§ What you need to do
Reproduce the complete listing without any deviation.
# Raw records start
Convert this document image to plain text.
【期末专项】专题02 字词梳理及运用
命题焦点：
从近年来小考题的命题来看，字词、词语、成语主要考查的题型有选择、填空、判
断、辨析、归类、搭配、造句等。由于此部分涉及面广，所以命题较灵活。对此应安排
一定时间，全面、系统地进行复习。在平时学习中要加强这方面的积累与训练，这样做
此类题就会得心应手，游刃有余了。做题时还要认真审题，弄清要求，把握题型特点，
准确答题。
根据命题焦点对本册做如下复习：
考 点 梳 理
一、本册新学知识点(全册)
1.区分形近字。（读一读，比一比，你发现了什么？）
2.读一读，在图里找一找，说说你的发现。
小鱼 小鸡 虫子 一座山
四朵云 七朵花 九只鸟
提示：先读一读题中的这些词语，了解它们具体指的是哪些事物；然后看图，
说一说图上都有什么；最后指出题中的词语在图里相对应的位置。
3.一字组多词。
# Raw records end
§ Task solution
Convert this document image to plain text.
【期末专项】专题02 字词梳理及运用
命题焦点：
从近年来小考题的命题来看，字词、词语、成语主要考查的题型有选择、填空、判
断、辨析、归类、搭配、造句等。由于此部分涉及面广，所以命题较灵活。对此应安排
一定时间，全面、系统地进行复习。在平时学习中要加强这方面的积累与训练，这样做
此类题就会得心应手，游刃有余了。做题时还要认真审题，弄清要求，把握题型特点，
准确答题。
根据命题焦点对本册做如下复习：
考 点 梳 理
一、本册新学知识点(全册)
1.区分形近字。（读一读，比一比，你发现了什么？）
2.读一读，在图里找一找，说说你的发现。
小鱼 小鸡 虫子 一座山
四朵云 七朵花 九只鸟
提示：先读一读题中的这些词语，了解它们具体指的是哪些事物；然后看图，
说一说图上都有什么；最后指出题中的词语在图里相对应的位置。
3.一字组多词。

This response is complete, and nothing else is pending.